== AVAILABLE DATA ==
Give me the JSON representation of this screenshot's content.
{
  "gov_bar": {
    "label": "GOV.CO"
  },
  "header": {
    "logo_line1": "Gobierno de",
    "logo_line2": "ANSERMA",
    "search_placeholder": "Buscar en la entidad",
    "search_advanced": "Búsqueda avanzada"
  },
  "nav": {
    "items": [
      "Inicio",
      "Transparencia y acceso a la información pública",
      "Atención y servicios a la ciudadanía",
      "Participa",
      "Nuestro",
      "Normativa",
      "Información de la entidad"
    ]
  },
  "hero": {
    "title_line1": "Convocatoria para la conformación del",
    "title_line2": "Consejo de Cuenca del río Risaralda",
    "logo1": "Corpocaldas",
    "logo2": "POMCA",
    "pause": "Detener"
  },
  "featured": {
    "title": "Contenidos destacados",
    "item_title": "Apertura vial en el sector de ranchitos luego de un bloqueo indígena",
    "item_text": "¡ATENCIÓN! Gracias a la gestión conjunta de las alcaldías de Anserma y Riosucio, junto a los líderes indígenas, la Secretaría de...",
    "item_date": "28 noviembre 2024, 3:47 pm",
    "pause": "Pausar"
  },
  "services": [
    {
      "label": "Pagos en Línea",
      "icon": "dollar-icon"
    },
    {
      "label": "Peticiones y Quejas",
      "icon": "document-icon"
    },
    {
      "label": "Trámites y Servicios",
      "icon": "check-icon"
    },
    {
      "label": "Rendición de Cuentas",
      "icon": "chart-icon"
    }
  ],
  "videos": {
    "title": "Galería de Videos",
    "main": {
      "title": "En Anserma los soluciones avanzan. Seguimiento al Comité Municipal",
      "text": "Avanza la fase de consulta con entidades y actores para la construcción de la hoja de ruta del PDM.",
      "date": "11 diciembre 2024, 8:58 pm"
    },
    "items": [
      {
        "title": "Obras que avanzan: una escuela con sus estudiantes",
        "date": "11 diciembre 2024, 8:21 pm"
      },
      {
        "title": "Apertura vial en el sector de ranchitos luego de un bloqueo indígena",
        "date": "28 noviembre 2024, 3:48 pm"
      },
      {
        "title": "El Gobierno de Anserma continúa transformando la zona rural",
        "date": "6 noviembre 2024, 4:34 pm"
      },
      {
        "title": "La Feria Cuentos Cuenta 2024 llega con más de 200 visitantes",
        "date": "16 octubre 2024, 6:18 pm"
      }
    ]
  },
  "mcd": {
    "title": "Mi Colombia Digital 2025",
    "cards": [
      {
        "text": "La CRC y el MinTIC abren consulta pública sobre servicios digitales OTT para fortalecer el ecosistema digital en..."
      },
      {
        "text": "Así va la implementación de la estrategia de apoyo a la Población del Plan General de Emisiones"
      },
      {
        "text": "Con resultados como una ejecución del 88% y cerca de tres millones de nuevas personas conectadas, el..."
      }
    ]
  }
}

== WHAT IS ASKED ==
Find every line in the records above that contains the word "avanzan", and copy each one.

== THE RESULT ==
      "title": "En Anserma los soluciones avanzan. Seguimiento al Comité Municipal",
        "title": "Obras que avanzan: una escuela con sus estudiantes",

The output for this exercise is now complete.